Selected passage ▸
%%
The Rev. Jerry P. Kulah, dean of the Bishop Innis Graduate School of Theology, said that as a college of the United Methodist University, the graduate school also closed.
While students have been away, he said they have been involved in anti-COVID-19 awareness and the distribution of food relief in their communities.
The graduate school was able to secure about $10,000 from a friend of the school overseas for a one-time food package to help staff members, pastors in rural communities and other needy individuals, Kulah said.
“COVID-19 also exposed us (to) the virus of hunger,” Kulah said.
The Rev. James Z. Labala, dean of the Gbarnga School of Theology, said when the school reopens, agriculture will be included as a subject, “to ensure that we prepare them for any eventual food insecurity. Our biggest challenge as a people during this pandemic is food insecurity.”
The school, located in central Liberia, also is a college of the United Methodist University of Liberia, offering undergraduate degrees in theology.
“Like the entire university, we all were not prepared for the conditions this pandemic exposed us to. Though we are in a closed community, we could not even operate the school through e-learning,” Labala said.
The University of Liberia is expected to reopen in September, according to initial discussion with the government, but no date has been set.
Currently, only senior students at the high school level, including at United Methodist schools, have returned to school to prepare for a regional public test. Primary school students will stay home until further notice from the government.
Schools in Mozambique stay connected with students
“Although we are in quarantine and observing the physical and social distance, our students receive materials and exercises prepared by teachers,” said the Rev. Olga Maria Raimundo, director of the United Methodist Community School in Tsalala, a suburb of Maputo.
There are seven United Methodist primary schools and four secondary schools in the country.
“Parents and guardians come to look for their children’s material, they photocopy it and help them study while at home,” Raimundo said.
Parents return the finished exercises and quizzes to school to be graded.
Raimundo said the school has 585 students assisted by 18 teachers and serves at least eight neighborhoods.
“During this pandemic period, we use platforms such as WhatsApp, text messages and, for those who can afford it, we even use Zoom. And, at times, our teachers answer phone calls to clarify some specific questions that arise as students read their materials,” she said.
%%
Data listing ▸
%%
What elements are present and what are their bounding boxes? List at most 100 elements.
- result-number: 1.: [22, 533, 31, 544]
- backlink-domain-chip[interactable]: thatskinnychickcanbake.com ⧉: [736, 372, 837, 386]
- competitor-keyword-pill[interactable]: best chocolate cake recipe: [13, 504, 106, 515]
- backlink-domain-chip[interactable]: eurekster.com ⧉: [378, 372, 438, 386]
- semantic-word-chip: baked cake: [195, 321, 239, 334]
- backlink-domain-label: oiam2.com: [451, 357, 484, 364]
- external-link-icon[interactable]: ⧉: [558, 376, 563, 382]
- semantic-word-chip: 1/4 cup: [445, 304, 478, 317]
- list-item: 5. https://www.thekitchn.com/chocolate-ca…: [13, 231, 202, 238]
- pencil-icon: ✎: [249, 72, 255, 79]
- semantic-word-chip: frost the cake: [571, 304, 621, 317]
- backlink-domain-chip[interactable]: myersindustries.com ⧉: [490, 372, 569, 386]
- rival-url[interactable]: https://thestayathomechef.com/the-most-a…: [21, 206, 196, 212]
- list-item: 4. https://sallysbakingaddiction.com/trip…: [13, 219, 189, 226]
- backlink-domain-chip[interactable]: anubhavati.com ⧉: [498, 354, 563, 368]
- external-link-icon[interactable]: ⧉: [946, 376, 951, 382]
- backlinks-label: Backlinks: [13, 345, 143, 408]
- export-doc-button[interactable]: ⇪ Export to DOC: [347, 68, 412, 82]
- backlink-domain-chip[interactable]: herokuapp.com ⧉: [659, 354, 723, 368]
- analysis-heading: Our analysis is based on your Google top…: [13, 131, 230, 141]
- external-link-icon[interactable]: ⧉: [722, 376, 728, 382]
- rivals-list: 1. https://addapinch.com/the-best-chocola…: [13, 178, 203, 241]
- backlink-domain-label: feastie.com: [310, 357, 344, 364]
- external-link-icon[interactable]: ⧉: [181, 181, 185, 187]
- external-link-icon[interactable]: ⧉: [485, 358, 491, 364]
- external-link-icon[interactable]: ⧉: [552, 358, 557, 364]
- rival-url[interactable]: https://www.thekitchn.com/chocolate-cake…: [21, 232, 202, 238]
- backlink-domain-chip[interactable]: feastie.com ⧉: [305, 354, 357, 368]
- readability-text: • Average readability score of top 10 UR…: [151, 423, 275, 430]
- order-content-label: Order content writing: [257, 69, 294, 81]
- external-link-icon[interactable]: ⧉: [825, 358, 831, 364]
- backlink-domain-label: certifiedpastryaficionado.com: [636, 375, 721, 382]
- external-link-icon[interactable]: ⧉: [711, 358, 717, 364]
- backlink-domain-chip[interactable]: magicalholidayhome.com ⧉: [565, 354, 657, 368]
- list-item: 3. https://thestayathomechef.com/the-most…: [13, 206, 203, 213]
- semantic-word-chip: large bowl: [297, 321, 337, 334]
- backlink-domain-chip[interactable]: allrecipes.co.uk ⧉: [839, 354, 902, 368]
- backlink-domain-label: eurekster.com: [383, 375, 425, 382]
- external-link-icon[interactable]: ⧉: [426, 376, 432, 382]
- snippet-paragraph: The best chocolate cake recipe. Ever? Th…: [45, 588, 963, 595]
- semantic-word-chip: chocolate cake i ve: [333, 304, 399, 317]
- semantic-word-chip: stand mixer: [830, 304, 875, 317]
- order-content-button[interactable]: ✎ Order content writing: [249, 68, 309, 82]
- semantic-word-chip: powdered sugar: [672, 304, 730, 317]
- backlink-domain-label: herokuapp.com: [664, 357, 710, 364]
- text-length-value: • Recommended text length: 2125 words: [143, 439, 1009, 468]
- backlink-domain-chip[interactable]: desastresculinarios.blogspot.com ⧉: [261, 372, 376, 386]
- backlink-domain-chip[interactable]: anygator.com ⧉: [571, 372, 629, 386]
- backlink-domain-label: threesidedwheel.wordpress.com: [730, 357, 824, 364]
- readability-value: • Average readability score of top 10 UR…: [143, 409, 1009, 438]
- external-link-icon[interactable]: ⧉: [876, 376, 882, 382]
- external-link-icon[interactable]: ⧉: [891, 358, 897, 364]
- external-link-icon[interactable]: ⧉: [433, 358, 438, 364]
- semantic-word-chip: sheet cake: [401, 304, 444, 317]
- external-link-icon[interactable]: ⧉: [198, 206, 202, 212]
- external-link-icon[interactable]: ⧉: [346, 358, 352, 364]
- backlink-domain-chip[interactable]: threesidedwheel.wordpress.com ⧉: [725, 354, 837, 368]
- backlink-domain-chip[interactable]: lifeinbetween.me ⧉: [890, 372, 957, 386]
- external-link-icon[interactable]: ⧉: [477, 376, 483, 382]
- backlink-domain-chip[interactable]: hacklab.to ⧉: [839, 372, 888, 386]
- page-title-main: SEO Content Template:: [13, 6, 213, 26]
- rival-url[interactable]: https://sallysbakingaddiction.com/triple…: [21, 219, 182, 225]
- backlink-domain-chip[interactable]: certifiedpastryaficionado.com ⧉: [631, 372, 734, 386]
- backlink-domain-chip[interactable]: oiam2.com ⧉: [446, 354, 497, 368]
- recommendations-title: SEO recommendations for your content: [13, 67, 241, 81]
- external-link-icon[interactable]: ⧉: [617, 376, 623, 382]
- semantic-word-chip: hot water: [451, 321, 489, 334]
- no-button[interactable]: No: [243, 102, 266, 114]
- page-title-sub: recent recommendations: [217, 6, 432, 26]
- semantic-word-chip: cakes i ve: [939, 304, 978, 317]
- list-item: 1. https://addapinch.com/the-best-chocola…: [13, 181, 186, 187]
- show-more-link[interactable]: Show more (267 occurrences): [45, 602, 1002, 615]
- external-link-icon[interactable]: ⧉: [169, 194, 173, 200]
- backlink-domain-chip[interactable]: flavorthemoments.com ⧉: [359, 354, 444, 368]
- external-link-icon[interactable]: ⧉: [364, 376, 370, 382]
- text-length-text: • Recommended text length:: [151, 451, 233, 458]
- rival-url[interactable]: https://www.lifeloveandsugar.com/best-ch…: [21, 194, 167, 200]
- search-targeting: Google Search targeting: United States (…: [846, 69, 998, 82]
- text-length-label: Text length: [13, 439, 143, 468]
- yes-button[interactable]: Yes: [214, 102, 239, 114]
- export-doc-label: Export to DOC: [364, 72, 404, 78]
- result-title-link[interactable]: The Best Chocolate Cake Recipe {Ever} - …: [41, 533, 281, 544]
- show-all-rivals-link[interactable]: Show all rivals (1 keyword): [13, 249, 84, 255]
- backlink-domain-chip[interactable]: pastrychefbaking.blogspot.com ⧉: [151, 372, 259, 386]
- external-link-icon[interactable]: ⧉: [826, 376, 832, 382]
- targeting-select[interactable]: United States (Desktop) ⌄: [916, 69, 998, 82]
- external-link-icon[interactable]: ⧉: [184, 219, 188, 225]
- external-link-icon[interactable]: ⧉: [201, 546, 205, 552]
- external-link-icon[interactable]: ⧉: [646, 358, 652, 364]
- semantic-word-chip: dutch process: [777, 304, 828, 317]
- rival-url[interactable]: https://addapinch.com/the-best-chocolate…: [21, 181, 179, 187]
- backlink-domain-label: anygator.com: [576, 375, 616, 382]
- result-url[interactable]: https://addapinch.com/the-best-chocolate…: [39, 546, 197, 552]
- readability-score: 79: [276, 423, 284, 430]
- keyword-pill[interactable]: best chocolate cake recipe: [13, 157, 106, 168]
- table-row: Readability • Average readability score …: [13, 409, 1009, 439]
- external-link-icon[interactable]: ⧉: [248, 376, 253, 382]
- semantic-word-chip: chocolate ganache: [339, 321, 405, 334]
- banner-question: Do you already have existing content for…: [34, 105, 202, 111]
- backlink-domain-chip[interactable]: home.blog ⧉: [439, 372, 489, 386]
%%
Directions ▸
**1)** According to the article on church schools during the pandemic, why will agriculture be taught at the Gbarnga School of Theology when it reopens?
**2)** Extract the passage of the article on church schools during the pandemic between "The school, located" and "from the government.", inclusive.
Answer using nothing but the article on church schools during the pandemic.

Solutions for each task ▸
**1)** Agriculture will be added to prepare students for any eventual food insecurity. Labala says food insecurity is the people's biggest challenge during the pandemic.

**2)**
The school, located in central Liberia, also is a college of the United Methodist University of Liberia, offering undergraduate degrees in theology.
“Like the entire university, we all were not prepared for the conditions this pandemic exposed us to. Though we are in a closed community, we could not even operate the school through e-learning,” Labala said.
The University of Liberia is expected to reopen in September, according to initial discussion with the government, but no date has been set.
Currently, only senior students at the high school level, including at United Methodist schools, have returned to school to prepare for a regional public test. Primary school students will stay home until further notice from the government.